> Exercise data
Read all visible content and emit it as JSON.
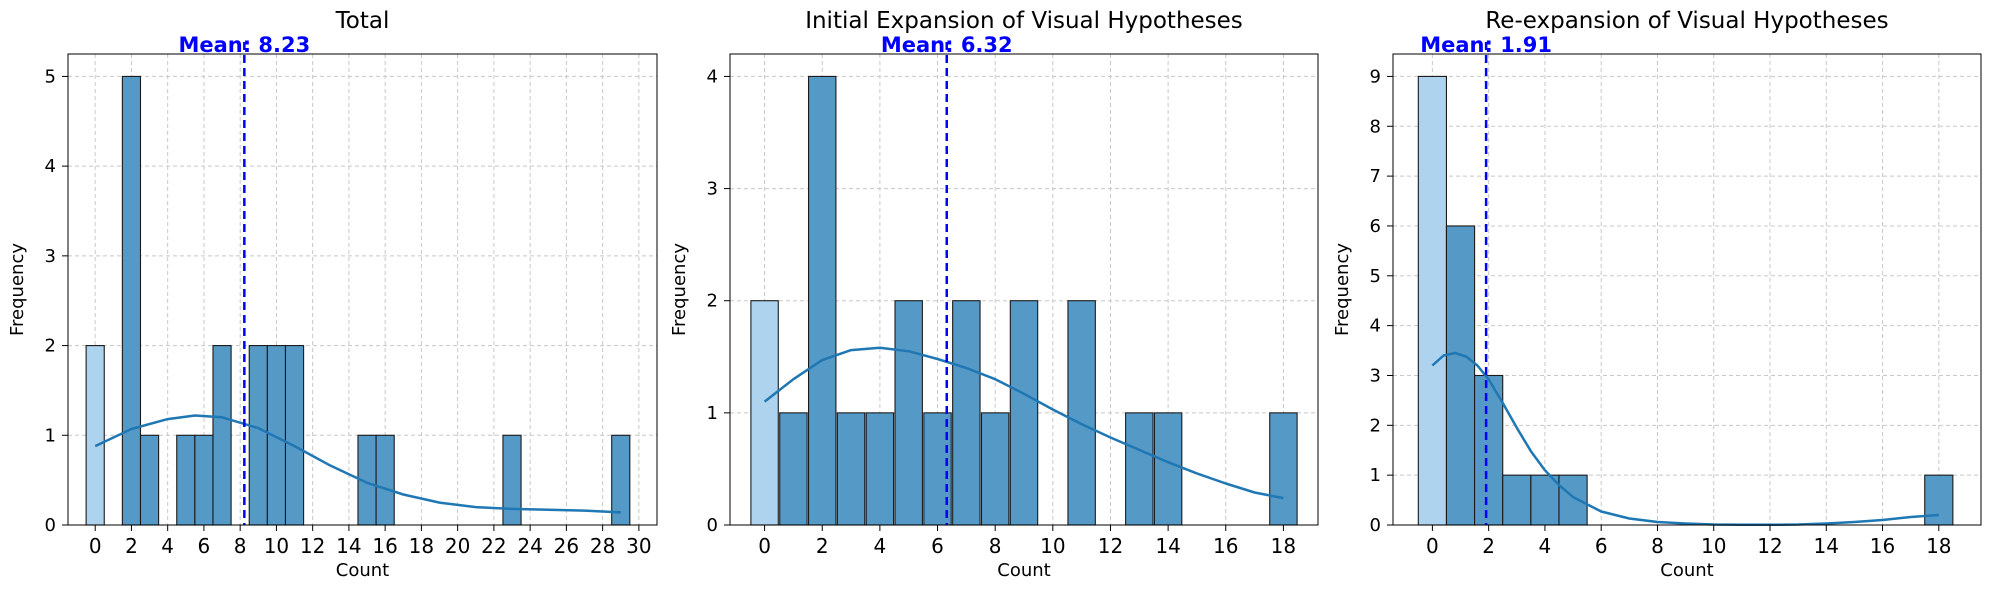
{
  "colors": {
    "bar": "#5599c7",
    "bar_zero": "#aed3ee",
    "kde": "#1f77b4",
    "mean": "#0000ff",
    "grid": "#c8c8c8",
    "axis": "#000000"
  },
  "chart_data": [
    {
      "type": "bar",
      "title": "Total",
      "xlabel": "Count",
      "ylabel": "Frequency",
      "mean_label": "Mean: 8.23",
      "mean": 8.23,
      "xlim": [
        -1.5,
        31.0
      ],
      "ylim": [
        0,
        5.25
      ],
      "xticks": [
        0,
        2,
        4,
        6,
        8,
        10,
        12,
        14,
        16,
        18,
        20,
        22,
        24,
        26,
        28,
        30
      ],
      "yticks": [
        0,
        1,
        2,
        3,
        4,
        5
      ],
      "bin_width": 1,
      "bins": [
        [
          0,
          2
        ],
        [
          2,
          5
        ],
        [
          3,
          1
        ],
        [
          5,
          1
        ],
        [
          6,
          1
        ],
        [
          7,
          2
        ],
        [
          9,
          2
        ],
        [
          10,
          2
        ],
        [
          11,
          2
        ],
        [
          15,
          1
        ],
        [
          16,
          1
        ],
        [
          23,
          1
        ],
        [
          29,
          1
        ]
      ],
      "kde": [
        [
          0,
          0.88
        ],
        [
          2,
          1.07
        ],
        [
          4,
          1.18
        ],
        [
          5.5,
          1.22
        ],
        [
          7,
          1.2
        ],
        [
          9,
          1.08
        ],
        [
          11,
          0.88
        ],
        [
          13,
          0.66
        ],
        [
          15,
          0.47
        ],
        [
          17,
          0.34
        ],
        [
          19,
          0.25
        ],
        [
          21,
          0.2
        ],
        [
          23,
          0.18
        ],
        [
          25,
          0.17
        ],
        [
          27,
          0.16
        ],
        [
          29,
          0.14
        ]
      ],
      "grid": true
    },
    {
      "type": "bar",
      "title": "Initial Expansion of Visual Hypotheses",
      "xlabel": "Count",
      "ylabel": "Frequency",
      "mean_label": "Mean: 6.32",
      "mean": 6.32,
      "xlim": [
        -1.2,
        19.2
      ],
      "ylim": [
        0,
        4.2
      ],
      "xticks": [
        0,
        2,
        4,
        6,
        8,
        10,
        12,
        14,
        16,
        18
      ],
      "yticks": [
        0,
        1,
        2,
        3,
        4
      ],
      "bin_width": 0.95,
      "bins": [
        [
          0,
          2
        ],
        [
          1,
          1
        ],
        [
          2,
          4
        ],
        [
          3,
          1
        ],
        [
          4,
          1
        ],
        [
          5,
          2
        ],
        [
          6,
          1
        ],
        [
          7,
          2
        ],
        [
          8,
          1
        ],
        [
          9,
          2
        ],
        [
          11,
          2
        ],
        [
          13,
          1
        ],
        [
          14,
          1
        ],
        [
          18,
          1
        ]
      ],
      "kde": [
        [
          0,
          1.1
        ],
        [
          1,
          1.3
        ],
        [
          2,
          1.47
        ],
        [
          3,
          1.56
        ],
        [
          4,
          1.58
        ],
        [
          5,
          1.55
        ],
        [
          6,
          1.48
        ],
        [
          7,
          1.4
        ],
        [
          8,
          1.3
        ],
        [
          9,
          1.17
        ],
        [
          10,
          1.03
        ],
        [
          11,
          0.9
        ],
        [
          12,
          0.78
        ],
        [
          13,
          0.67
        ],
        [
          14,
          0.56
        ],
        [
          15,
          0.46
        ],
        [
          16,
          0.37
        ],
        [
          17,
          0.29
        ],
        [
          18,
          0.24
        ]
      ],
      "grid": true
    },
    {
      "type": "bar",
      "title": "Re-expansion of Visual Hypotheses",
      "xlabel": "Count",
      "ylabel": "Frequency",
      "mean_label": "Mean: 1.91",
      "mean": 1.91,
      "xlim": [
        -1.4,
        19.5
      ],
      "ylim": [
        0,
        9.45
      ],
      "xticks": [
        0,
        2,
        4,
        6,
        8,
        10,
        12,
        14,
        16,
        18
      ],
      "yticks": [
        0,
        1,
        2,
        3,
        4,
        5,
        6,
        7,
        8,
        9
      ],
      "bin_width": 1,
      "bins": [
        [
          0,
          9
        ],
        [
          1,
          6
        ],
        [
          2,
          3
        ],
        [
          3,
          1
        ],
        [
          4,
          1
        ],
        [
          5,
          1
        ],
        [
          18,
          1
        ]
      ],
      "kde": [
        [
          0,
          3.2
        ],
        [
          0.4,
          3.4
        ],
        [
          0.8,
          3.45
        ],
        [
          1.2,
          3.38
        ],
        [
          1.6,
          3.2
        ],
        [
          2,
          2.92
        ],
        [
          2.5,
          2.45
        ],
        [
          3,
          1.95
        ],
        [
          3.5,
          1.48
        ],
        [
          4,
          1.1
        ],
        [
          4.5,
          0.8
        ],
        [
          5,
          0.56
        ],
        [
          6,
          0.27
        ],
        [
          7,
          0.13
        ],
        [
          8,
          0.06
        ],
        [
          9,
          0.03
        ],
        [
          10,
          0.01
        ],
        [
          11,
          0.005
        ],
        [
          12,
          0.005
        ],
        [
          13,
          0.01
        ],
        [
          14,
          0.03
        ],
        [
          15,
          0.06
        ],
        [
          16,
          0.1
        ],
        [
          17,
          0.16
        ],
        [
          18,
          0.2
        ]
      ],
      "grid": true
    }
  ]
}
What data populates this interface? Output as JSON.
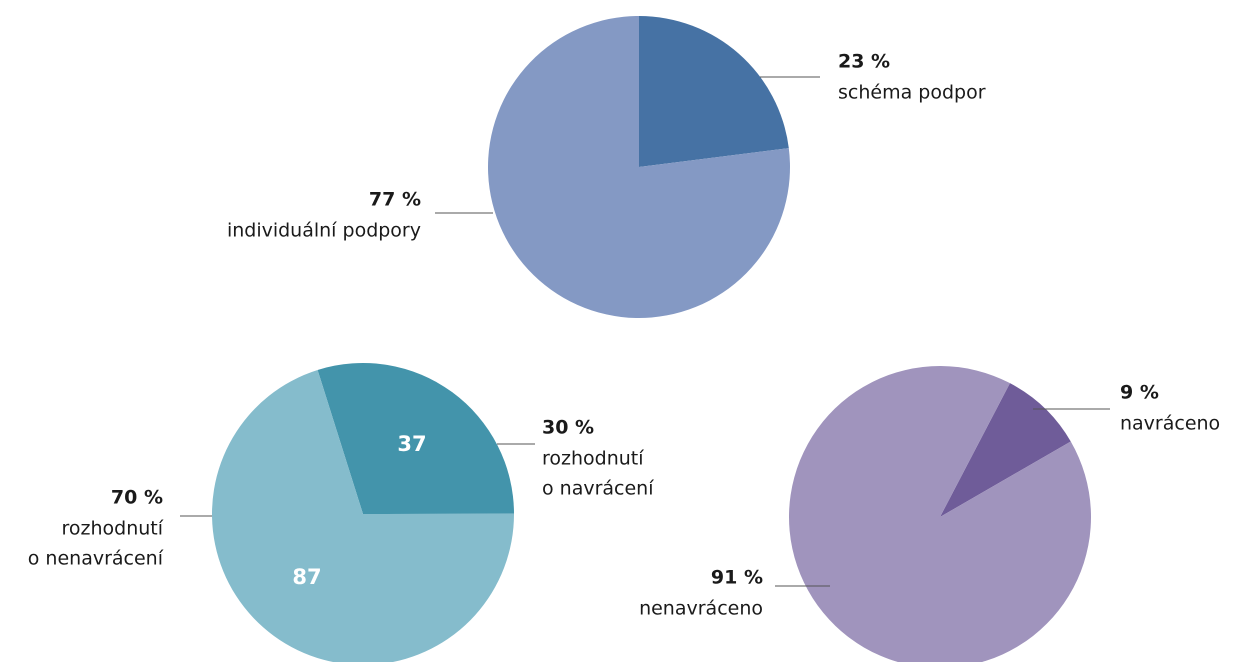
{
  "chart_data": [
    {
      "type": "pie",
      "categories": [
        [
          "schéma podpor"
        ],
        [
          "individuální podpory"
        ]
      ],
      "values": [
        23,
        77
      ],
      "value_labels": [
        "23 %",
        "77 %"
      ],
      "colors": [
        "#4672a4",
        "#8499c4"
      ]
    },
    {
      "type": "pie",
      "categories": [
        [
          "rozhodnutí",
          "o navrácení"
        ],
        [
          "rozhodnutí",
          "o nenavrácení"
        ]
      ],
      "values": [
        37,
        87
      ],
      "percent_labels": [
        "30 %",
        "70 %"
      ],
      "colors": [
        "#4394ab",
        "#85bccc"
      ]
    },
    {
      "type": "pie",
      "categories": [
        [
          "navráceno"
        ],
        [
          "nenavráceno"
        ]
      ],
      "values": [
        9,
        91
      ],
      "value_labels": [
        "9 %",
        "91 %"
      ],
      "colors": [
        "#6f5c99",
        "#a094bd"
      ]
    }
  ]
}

* * *

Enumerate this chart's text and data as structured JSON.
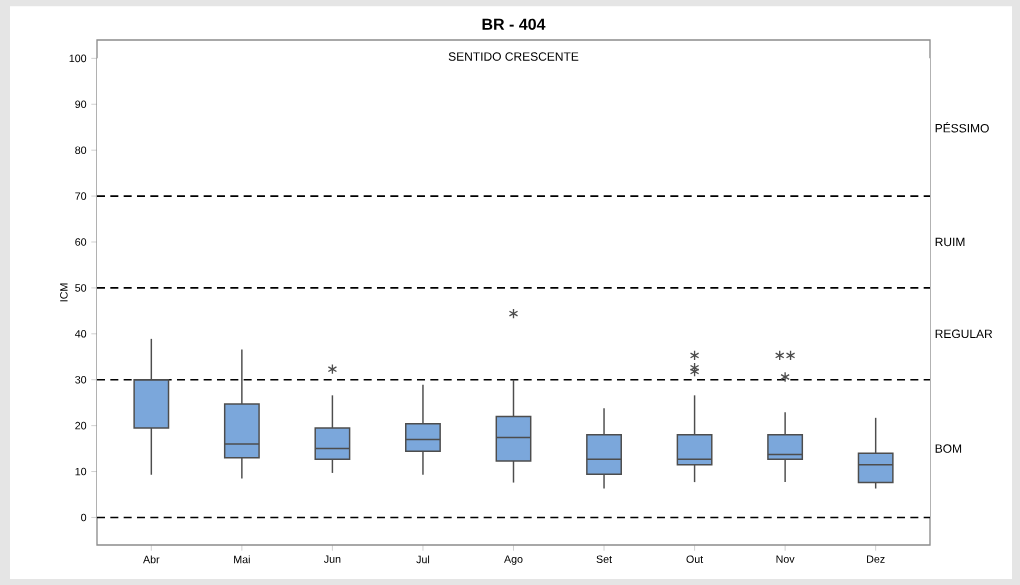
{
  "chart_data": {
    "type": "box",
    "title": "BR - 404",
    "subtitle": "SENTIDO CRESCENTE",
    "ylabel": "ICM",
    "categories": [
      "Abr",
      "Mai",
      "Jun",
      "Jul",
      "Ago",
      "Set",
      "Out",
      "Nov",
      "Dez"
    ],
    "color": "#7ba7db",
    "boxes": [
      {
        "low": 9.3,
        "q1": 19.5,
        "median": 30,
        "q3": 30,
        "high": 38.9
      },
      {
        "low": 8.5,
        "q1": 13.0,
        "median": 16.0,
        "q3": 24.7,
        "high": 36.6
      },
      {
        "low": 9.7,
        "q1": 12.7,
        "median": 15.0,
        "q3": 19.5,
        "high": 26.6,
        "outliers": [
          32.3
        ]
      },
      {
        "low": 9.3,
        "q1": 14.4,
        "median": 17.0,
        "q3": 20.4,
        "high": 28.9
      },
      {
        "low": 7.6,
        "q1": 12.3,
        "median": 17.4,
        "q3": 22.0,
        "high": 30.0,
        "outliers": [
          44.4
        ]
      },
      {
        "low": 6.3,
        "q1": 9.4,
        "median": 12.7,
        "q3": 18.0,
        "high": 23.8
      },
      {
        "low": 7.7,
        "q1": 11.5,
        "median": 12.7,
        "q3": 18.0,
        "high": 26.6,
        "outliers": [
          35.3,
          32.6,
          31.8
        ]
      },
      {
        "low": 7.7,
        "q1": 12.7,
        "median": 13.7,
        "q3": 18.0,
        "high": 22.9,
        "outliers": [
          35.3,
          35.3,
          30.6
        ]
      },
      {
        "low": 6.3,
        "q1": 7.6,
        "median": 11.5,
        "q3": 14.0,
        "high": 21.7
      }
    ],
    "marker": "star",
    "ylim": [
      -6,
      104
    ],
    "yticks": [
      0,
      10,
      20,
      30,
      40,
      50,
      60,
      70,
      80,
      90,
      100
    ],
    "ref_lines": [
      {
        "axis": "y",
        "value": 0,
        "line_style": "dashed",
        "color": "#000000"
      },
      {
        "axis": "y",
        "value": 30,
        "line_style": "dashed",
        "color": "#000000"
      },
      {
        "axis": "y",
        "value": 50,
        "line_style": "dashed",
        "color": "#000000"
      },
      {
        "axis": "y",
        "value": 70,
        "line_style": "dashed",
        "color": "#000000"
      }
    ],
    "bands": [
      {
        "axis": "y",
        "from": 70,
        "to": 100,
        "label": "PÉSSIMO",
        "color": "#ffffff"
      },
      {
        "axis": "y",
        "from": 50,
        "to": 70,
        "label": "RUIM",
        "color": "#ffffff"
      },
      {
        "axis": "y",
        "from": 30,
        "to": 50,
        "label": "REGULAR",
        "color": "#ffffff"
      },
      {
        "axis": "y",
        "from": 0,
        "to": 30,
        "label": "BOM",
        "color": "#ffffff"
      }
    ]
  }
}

* * *

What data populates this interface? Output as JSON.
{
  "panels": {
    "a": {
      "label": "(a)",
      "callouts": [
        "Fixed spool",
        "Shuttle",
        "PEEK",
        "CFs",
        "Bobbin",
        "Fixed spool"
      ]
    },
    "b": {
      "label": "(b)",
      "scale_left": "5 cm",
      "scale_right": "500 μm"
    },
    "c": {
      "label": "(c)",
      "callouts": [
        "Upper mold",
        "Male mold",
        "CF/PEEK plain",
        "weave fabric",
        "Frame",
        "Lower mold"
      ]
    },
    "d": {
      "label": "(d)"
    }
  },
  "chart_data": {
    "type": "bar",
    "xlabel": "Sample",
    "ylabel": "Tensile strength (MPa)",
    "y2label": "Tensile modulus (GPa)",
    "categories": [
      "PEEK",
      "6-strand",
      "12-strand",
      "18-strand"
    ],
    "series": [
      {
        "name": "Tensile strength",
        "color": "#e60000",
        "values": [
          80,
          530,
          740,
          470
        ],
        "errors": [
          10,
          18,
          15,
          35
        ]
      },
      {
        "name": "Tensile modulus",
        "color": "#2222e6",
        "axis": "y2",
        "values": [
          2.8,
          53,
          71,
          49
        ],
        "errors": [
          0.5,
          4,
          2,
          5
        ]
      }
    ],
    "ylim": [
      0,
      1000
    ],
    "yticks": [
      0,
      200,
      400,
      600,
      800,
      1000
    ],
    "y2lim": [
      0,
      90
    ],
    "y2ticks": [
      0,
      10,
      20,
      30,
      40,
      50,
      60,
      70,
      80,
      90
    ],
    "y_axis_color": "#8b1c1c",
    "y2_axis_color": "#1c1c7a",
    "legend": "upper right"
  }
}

> Exercise objective
Pull out every line containing "median".

> Solved exercise
        "median": 30,
        "median": 16.0,
        "median": 15.0,
        "median": 17.0,
        "median": 17.4,
        "median": 12.7,
        "median": 12.7,
        "median": 13.7,
        "median": 11.5,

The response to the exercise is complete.